▶ [Task statement] Output nothing but the number of lines that include the word "title".

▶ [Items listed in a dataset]
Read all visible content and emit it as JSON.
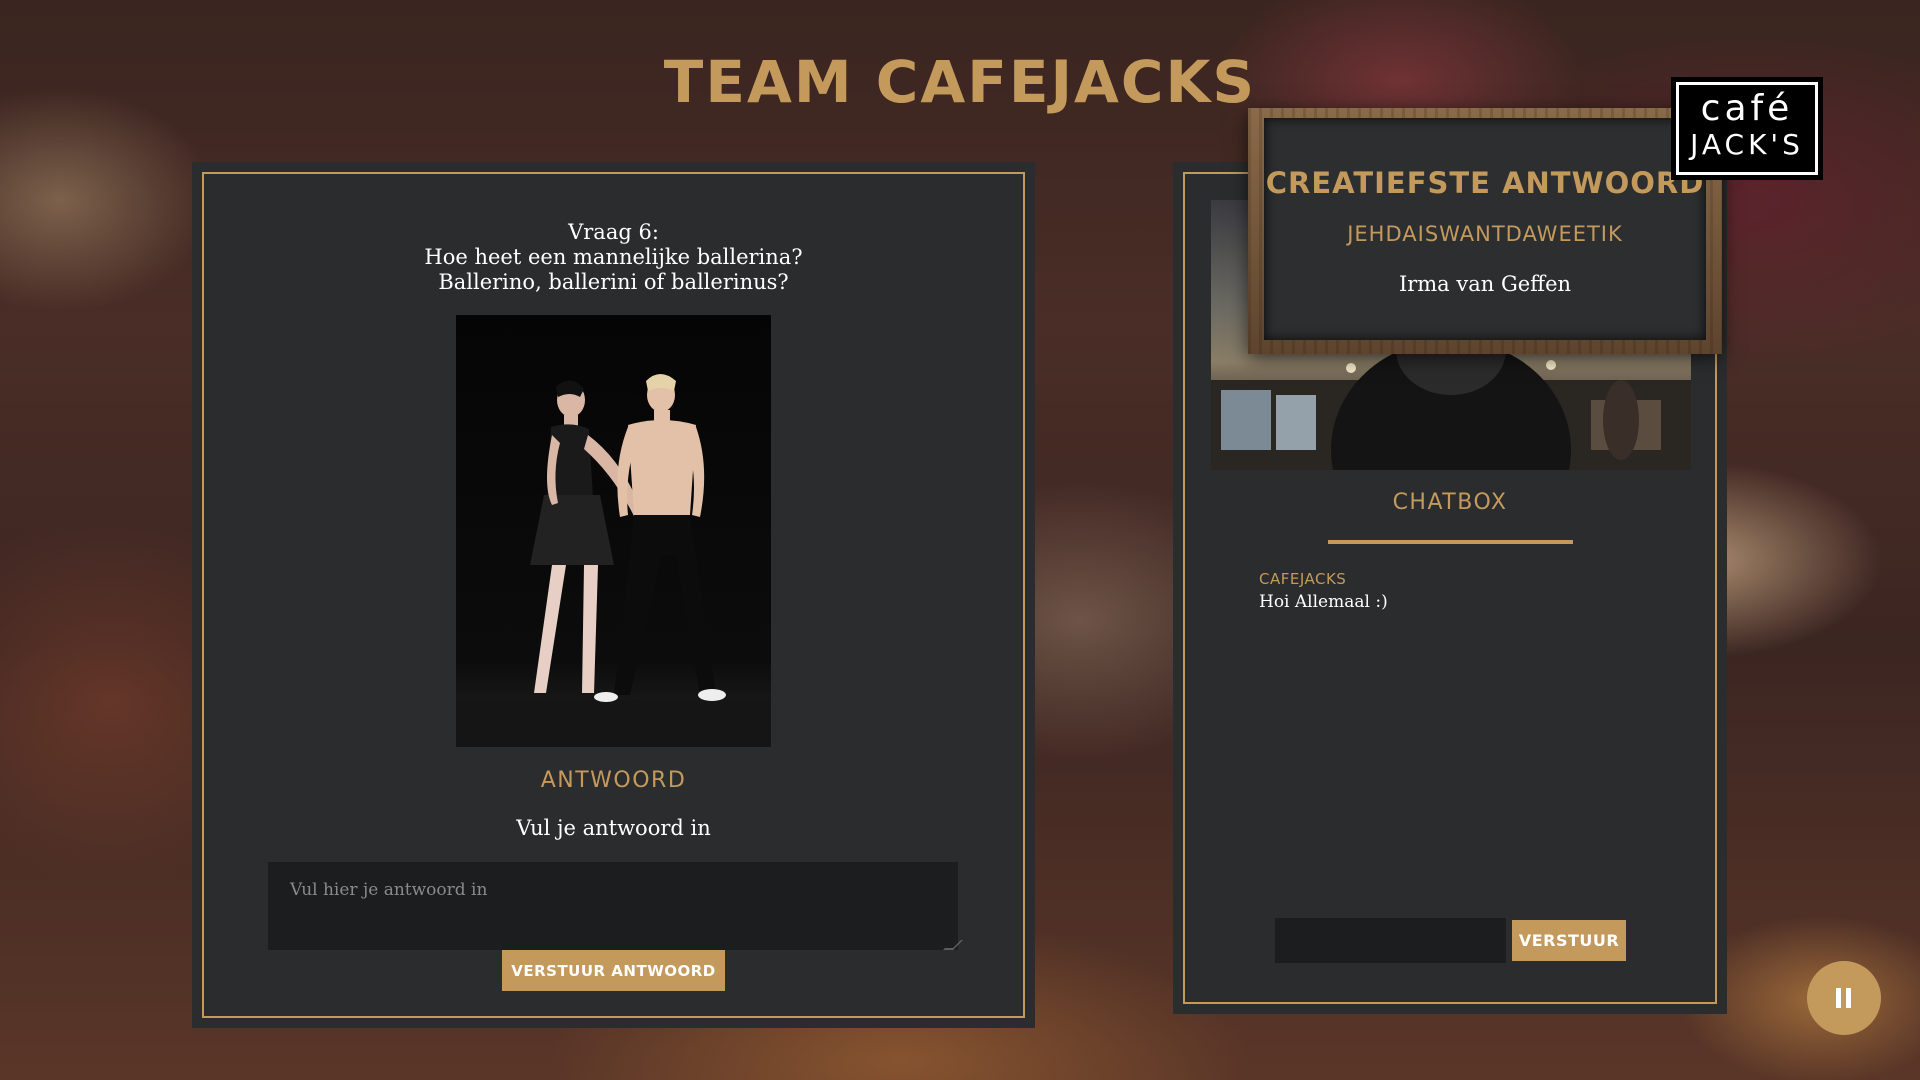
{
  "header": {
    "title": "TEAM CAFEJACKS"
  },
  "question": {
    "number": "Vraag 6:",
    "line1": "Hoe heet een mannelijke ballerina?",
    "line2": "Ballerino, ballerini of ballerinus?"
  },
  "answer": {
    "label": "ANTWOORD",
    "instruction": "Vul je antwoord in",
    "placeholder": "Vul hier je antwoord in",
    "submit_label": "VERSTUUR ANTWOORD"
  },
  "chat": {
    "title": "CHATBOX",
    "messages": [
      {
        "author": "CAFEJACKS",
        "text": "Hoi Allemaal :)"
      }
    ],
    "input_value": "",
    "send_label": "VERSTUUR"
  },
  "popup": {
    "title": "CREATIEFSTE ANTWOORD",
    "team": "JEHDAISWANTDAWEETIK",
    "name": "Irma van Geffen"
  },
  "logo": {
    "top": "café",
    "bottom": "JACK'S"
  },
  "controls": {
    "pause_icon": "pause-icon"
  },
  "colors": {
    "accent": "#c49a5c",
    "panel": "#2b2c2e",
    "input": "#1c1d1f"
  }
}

--

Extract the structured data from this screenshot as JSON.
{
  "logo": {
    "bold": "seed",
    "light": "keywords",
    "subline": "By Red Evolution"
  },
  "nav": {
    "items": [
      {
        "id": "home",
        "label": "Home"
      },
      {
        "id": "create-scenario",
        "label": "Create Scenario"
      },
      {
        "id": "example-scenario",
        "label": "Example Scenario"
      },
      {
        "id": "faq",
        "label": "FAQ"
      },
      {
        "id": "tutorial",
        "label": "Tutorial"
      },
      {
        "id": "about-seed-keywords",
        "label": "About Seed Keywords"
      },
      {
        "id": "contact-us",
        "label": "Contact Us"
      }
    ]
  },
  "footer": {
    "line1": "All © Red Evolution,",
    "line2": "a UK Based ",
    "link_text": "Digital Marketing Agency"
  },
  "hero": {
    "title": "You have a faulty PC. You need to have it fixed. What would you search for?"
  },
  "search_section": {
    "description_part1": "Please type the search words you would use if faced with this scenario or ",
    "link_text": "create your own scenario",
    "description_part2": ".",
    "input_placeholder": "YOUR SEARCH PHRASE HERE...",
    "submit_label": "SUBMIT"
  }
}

* * *

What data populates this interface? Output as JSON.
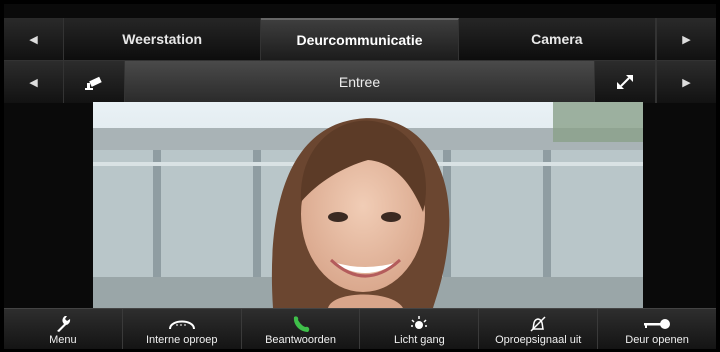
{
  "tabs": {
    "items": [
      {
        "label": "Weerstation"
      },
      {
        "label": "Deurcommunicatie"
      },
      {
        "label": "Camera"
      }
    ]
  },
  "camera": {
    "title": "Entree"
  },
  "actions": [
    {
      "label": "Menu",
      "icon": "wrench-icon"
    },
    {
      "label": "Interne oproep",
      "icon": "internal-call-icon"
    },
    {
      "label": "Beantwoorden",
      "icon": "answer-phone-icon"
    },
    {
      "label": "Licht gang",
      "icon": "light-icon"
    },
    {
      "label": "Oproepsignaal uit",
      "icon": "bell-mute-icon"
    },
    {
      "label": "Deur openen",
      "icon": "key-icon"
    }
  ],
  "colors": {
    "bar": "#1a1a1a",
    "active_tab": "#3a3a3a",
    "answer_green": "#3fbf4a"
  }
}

▶ [Output for this task] 5